Search the data for the word "Cluster" and copy every line that contains it.

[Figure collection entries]
········
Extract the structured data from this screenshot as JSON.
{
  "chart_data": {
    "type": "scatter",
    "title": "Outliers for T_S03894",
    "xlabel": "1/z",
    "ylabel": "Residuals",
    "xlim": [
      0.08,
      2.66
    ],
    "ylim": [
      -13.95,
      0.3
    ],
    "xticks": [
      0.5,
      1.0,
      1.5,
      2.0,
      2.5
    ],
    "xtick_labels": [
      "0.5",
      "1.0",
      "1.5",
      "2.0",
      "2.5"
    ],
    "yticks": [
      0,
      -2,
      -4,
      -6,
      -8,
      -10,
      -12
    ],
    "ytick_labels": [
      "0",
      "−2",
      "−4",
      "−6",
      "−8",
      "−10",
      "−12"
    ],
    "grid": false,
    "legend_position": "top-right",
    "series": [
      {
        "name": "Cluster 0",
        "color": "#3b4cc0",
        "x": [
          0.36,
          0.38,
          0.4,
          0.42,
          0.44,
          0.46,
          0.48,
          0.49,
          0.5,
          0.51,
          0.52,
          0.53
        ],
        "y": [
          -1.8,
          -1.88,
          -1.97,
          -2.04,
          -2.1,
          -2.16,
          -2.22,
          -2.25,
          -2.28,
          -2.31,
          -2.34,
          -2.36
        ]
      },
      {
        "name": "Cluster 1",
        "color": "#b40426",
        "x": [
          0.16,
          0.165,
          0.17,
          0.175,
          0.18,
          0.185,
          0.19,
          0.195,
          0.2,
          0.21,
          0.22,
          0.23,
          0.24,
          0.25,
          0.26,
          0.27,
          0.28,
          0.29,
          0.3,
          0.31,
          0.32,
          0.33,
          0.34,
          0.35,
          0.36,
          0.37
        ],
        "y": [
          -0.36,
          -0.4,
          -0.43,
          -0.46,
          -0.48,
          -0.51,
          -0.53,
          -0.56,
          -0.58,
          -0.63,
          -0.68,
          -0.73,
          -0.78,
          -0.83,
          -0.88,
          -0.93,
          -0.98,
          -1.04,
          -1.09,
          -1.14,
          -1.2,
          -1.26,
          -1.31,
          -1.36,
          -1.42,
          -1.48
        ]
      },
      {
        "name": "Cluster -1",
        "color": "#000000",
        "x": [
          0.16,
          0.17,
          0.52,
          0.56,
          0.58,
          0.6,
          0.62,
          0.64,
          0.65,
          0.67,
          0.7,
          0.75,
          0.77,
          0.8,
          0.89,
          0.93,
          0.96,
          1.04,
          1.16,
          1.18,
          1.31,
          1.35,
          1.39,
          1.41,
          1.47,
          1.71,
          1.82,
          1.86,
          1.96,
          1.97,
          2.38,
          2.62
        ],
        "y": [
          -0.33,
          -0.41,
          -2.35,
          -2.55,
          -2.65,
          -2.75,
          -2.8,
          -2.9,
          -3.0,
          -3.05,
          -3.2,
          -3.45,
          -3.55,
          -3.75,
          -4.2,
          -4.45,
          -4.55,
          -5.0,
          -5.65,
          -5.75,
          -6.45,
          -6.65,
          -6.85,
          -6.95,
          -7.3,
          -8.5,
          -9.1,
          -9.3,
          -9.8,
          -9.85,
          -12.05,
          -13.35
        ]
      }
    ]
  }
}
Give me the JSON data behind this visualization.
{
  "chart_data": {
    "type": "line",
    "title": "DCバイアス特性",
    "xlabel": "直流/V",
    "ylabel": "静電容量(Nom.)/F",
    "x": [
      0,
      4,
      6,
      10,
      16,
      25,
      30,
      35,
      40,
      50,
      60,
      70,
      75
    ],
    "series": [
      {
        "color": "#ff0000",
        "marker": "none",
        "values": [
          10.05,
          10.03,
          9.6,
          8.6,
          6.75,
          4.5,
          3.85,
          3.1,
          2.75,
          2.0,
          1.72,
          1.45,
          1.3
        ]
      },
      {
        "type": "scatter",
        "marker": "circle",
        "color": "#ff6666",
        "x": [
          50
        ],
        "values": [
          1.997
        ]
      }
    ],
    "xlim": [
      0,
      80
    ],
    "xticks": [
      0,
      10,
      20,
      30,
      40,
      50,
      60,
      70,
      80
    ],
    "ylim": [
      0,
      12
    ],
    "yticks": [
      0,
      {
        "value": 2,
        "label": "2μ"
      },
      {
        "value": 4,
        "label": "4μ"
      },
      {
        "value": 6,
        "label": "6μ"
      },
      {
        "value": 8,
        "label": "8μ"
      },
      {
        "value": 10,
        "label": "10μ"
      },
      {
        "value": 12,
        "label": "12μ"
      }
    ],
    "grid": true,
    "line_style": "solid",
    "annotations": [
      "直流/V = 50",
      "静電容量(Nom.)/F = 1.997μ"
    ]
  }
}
········
### Answer to this problem
        "name": "Cluster 0",
        "name": "Cluster 1",
        "name": "Cluster -1",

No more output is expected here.